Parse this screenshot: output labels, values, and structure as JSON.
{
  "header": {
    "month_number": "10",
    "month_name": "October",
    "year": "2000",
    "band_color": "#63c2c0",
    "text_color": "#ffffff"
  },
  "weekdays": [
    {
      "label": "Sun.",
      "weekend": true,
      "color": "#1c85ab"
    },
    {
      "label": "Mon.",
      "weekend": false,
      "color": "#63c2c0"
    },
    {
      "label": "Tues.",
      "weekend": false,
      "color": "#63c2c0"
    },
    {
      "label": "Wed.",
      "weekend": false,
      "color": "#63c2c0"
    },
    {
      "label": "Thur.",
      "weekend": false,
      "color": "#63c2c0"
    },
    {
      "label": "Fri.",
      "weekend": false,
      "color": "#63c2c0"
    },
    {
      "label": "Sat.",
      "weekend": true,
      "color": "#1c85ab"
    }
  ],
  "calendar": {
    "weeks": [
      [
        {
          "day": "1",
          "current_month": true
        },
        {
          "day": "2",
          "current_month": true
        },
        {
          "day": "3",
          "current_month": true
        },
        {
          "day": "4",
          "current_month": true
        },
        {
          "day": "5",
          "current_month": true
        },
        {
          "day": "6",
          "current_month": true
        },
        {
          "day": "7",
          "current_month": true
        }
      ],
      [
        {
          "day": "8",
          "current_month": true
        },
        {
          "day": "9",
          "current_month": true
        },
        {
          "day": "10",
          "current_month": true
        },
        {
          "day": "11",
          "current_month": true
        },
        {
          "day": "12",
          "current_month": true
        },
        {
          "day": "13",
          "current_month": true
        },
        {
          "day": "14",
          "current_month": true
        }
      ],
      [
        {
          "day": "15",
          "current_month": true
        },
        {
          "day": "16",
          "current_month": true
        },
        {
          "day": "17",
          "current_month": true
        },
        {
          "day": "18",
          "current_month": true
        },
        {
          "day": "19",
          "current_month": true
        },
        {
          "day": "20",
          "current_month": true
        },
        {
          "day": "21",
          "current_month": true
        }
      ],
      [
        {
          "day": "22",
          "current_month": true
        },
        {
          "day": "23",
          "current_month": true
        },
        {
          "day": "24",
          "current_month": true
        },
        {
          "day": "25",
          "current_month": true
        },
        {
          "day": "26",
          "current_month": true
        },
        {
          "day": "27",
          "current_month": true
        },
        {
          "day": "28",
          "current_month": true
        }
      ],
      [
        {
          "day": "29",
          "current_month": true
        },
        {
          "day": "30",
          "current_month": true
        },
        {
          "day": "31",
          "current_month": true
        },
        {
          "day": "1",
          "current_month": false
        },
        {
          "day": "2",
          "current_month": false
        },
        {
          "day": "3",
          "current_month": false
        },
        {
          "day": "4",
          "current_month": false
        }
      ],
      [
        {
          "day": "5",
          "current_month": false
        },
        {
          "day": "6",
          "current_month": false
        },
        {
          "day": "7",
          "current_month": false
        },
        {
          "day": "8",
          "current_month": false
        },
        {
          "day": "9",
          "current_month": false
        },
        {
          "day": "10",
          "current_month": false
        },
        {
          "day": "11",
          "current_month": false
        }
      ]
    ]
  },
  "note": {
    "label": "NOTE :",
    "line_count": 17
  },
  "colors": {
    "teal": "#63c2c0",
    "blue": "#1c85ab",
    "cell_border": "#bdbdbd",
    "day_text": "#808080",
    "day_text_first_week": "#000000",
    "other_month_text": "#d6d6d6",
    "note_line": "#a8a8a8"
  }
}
.....
(THE PROBLEM):
Each line above must be reproduced exactly as it stands.

(EXERCISE SOLUTION):
Parse this screenshot: output labels, values, and structure as JSON.
{
  "header": {
    "month_number": "10",
    "month_name": "October",
    "year": "2000",
    "band_color": "#63c2c0",
    "text_color": "#ffffff"
  },
  "weekdays": [
    {
      "label": "Sun.",
      "weekend": true,
      "color": "#1c85ab"
    },
    {
      "label": "Mon.",
      "weekend": false,
      "color": "#63c2c0"
    },
    {
      "label": "Tues.",
      "weekend": false,
      "color": "#63c2c0"
    },
    {
      "label": "Wed.",
      "weekend": false,
      "color": "#63c2c0"
    },
    {
      "label": "Thur.",
      "weekend": false,
      "color": "#63c2c0"
    },
    {
      "label": "Fri.",
      "weekend": false,
      "color": "#63c2c0"
    },
    {
      "label": "Sat.",
      "weekend": true,
      "color": "#1c85ab"
    }
  ],
  "calendar": {
    "weeks": [
      [
        {
          "day": "1",
          "current_month": true
        },
        {
          "day": "2",
          "current_month": true
        },
        {
          "day": "3",
          "current_month": true
        },
        {
          "day": "4",
          "current_month": true
        },
        {
          "day": "5",
          "current_month": true
        },
        {
          "day": "6",
          "current_month": true
        },
        {
          "day": "7",
          "current_month": true
        }
      ],
      [
        {
          "day": "8",
          "current_month": true
        },
        {
          "day": "9",
          "current_month": true
        },
        {
          "day": "10",
          "current_month": true
        },
        {
          "day": "11",
          "current_month": true
        },
        {
          "day": "12",
          "current_month": true
        },
        {
          "day": "13",
          "current_month": true
        },
        {
          "day": "14",
          "current_month": true
        }
      ],
      [
        {
          "day": "15",
          "current_month": true
        },
        {
          "day": "16",
          "current_month": true
        },
        {
          "day": "17",
          "current_month": true
        },
        {
          "day": "18",
          "current_month": true
        },
        {
          "day": "19",
          "current_month": true
        },
        {
          "day": "20",
          "current_month": true
        },
        {
          "day": "21",
          "current_month": true
        }
      ],
      [
        {
          "day": "22",
          "current_month": true
        },
        {
          "day": "23",
          "current_month": true
        },
        {
          "day": "24",
          "current_month": true
        },
        {
          "day": "25",
          "current_month": true
        },
        {
          "day": "26",
          "current_month": true
        },
        {
          "day": "27",
          "current_month": true
        },
        {
          "day": "28",
          "current_month": true
        }
      ],
      [
        {
          "day": "29",
          "current_month": true
        },
        {
          "day": "30",
          "current_month": true
        },
        {
          "day": "31",
          "current_month": true
        },
        {
          "day": "1",
          "current_month": false
        },
        {
          "day": "2",
          "current_month": false
        },
        {
          "day": "3",
          "current_month": false
        },
        {
          "day": "4",
          "current_month": false
        }
      ],
      [
        {
          "day": "5",
          "current_month": false
        },
        {
          "day": "6",
          "current_month": false
        },
        {
          "day": "7",
          "current_month": false
        },
        {
          "day": "8",
          "current_month": false
        },
        {
          "day": "9",
          "current_month": false
        },
        {
          "day": "10",
          "current_month": false
        },
        {
          "day": "11",
          "current_month": false
        }
      ]
    ]
  },
  "note": {
    "label": "NOTE :",
    "line_count": 17
  },
  "colors": {
    "teal": "#63c2c0",
    "blue": "#1c85ab",
    "cell_border": "#bdbdbd",
    "day_text": "#808080",
    "day_text_first_week": "#000000",
    "other_month_text": "#d6d6d6",
    "note_line": "#a8a8a8"
  }
}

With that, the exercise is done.